-- begin Exercise inputs --
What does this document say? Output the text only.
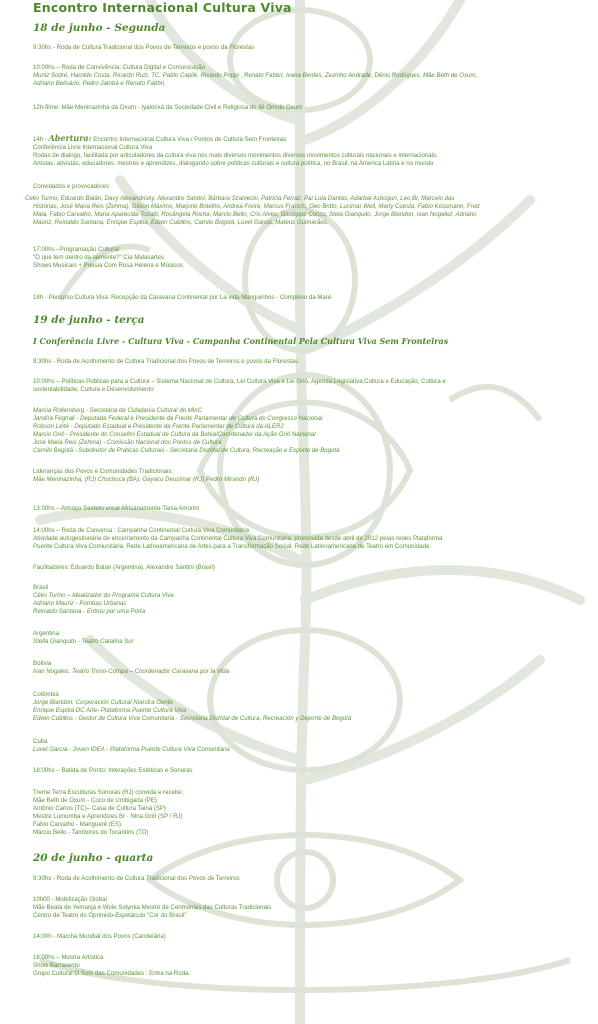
Encontro Internacional Cultura Viva
18 de junho - Segunda
9:30hs - Roda de Cultura Tradicional dos Povos de Terreiros e povos da Florestas
10:00hs – Roda de Convivência: Cultura Digital e Comunicação
Muniz Sodré, Haroldo Costa, Ricardo Ruiz, TC, Pablo Capilé, Ricardo Poppi , Renato Fabbri, Ivana Bentes, Zezinho Andrade, Dênis Rodrigues, Mãe Beth de Oxum,
Adriano Belisário, Pedro Jatobá e Renato Fabbri.
12h-filme: Mãe Meninazinha da Oxum - Iyalorixá da Sociedade Civil e Religiosa do Ilê Omolu Oxum
14h - Abertura: Encontro Internacional Cultura Viva / Pontos de Cultura Sem Fronteiras
Conferência Livre Internacional Cultura Viva
Rodas de dialogo, facilitada por articuladores da cultura viva nos mais diversos movimentos diversos movimentos culturais nacionais e internacionais.
Artistas, ativistas, educadores, mestres e aprendizes, dialogando sobre políticas culturais e cultura política, no Brasil, na America Latina e no mundo
Convidados e provocadores
Celio Turino, Eduardo Balán, Davy Alexandrisky, Alexandre Santini, Bárbara Szaniecki, Patricia Ferraz, Pai Lula Dantas, Adarbal Ashogun, Leo Br, Marcelo das
Histórias, José Maria Reis (Zehma), Gilson Máximo, Marjorie Botelho, Andrea Freire, Marcus Franchi, Geo Britto, Lucimar Weil, Marly Cuesta, Fabio Kossmann, Fred
Maia, Fabio Carvalho, Maria Aparecida Tozatti, Rosângela Rocha, Marcio Bello, Cris Alves, Giuseppe Cocco, Stela Gianquito, Jorge Blandon, Ivan Nogalez, Adriano
Mauriz, Reinaldo Santana, Enrique Espitia, Edwin Cubillos, Camilo Bogotá, Luvel Garcia, Mateus Guimarães.
17:00hs –Programação Cultural
"O que tem dentro da semente?" Cia Malasartes
Shows Musicais + Poesia Com Rosa Helena e Músicos
18h - Percurso Cultura Viva: Recepção da Caravana Continental por La vida Manguinhos - Complexo da Maré
19 de junho - terça
I Conferência Livre - Cultura Viva - Campanha Continental Pela Cultura Viva Sem Fronteiras
9:30hs - Roda de Acolhimento de Cultura Tradicional dos Povos de Terreiros e povos da Florestas
10:00hs – Políticas Públicas para a Cultura – Sistema Nacional de Cultura, Lei Cultura Viva e Lei Griô, Agenda Legislativa,Cultura e Educação, Cultura e
sustentabilidade, Cultura e Desenvolvimento
Marcia Rollemberg - Secretária de Cidadania Cultural do MinC
Jandira Feghali - Deputada Federal e Presidente da Frente Parlamentar de Cultura do Congresso Nacional.
Robson Leite - Deputado Estadual e Presidente da Frente Parlamentar de Cultura da ALERJ
Marcio Griô - Presidente do Conselho Estadual de Cultura da Bahia/Coordenador da Ação Griô Nacional
José Maria Reis (Zehma) - Comissão Nacional dos Pontos de Cultura
Camilo Bogotá - Subdiretor de Práticas Culturais - Secretaria Distrital de Cultura, Recreação e Esporte de Bogotá
Lideranças dos Povos e Comunidades Tradicionais:
Mãe Meninazinha, (RJ) Chuchuca (BA), Gayacu Deusimar (RJ) Pedro Mirando (RJ)
13:00hs – Almoço Sexteto vocal Africanamente-Tania Amorim
14:00hs – Roda de Conversa : Campanha Continental Cultura Viva Comunitária
Atividade autogestionária de encerramento da Campanha Continental Cultura Viva Comunitária, promovida desde abril de 2012 pelas redes Plataforma
Puente Cultura Viva Comiunitária, Rede Latinoamericana de Artes para a Transformação Social, Rede Latinoamericana de Teatro em Comunidade.
Facilitadores: Eduardo Balan (Argentina), Alexandre Santini (Brasil)
Brasil
Célio Turino – Idealizador do Programa Cultura Viva
Adriano Mauriz - Pombas Urbanas
Reinaldo Santana - Entrou por uma Porta
Argentina
Stella Gianquito - Teatro Catalina Sur
Bolívia
Ivan Nogales. Teatro Trono-Compa – Coordenador Caravana por la Vida
Colômbia
Jorge Blandon. Corporación Cultural Nuestra Gente
Enrique Espitia DC Arte- Plataforma Puente Cultura Viva
Edwin Cubillos - Gestor de Cultura Viva Comunitaria - Secretaria Distrital de Cultura, Recreación y Deporte de Bogotá
Cuba
Luvel Garcia - Joven IDEA - Plataforma Puente Cultura Viva Comunitaria
18:00hs – Batida de Ponto: Interações Estéticas e Sonoras
Treme Terra Esculturas Sonoras (RJ) convida e recebe:
Mãe Beth de Oxum - Coco de Umbigada (PE)
Antônio Carlos (TC)– Casa de Cultura Tainá (SP)
Mestre Lumumba e Aprendizes.Br - Nina Griô (SP / RJ)
Fabio Carvalho - Manguerê (ES)
Márcio Bello - Tambores do Tocantins (TO)
20 de junho - quarta
9:30hs - Roda de Acolhimento de Cultura Tradicional dos Povos de Terreiros
10h00 - Mobilização Global
Mãe Beata de Yemanjá e Wole Soiynka Mestre de Cerimonias das Culturas Tradicionais
Centro de Teatro do Oprimido-Espetáculo "Cor do Brasil"
14:00h - Marcha Mundial dos Povos (Candelária)
18:00hs – Mostra Artística
Show Barravento
Grupo Cultural O Som das Comunidades : Entra na Roda.
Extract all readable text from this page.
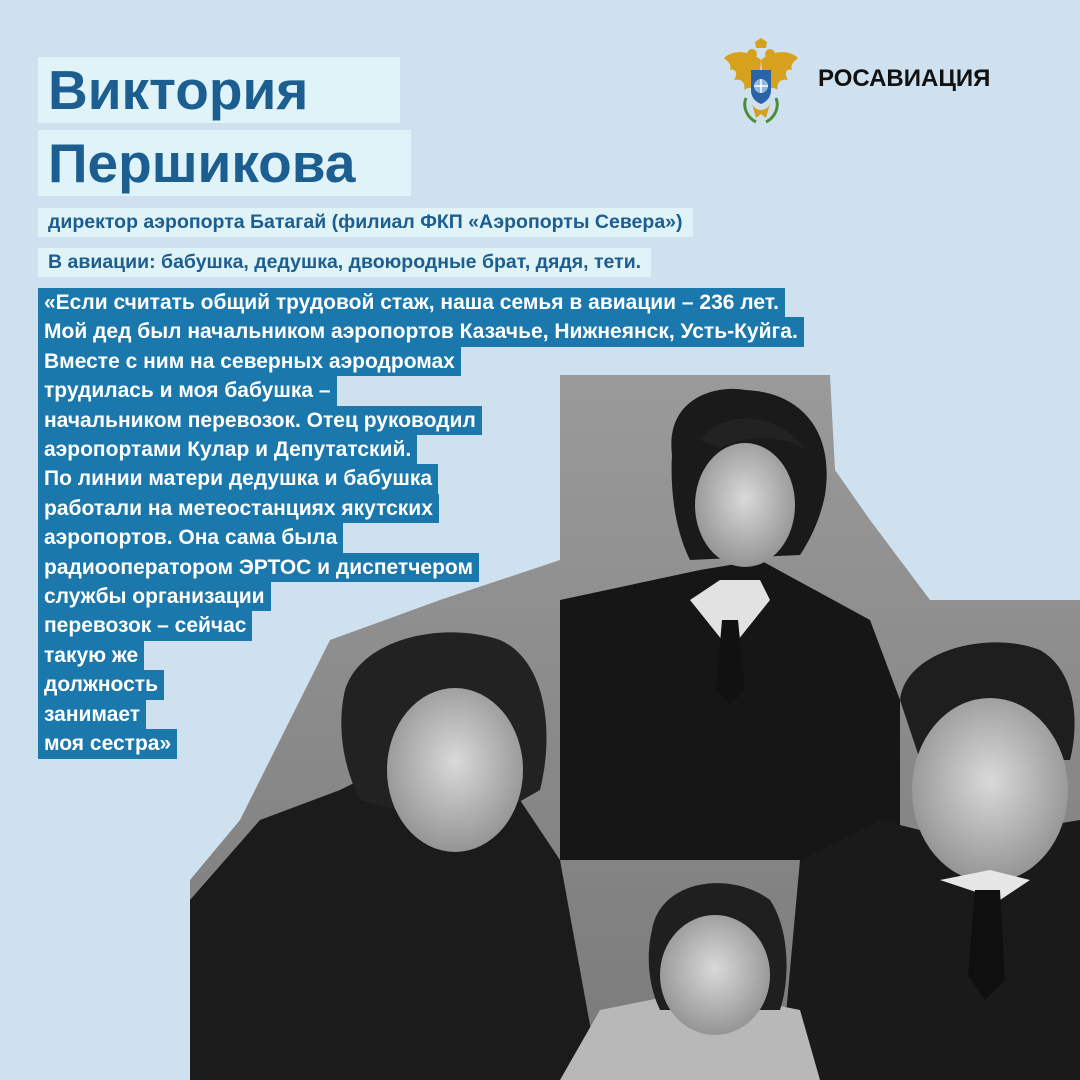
Виктория
Першикова
директор аэропорта Батагай (филиал ФКП «Аэропорты Севера»)
В авиации: бабушка, дедушка, двоюродные брат, дядя, тети.
«Если считать общий трудовой стаж, наша семья в авиации – 236 лет.
Мой дед был начальником аэропортов Казачье, Нижнеянск, Усть-Куйга.
Вместе с ним на северных аэродромах
трудилась и моя бабушка –
начальником перевозок. Отец руководил
аэропортами Кулар и Депутатский.
По линии матери дедушка и бабушка
работали на метеостанциях якутских
аэропортов. Она сама была
радиооператором ЭРТОС и диспетчером
службы организации
перевозок – сейчас
такую же
должность
занимает
моя сестра»
РОСАВИАЦИЯ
-- end Exercise inputs --
Within the data above, pick out all lines holding the word "Carvalho".

Completed exercise.
Maia, Fabio Carvalho, Maria Aparecida Tozatti, Rosângela Rocha, Marcio Bello, Cris Alves, Giuseppe Cocco, Stela Gianquito, Jorge Blandon, Ivan Nogalez, Adriano
Fabio Carvalho - Manguerê (ES)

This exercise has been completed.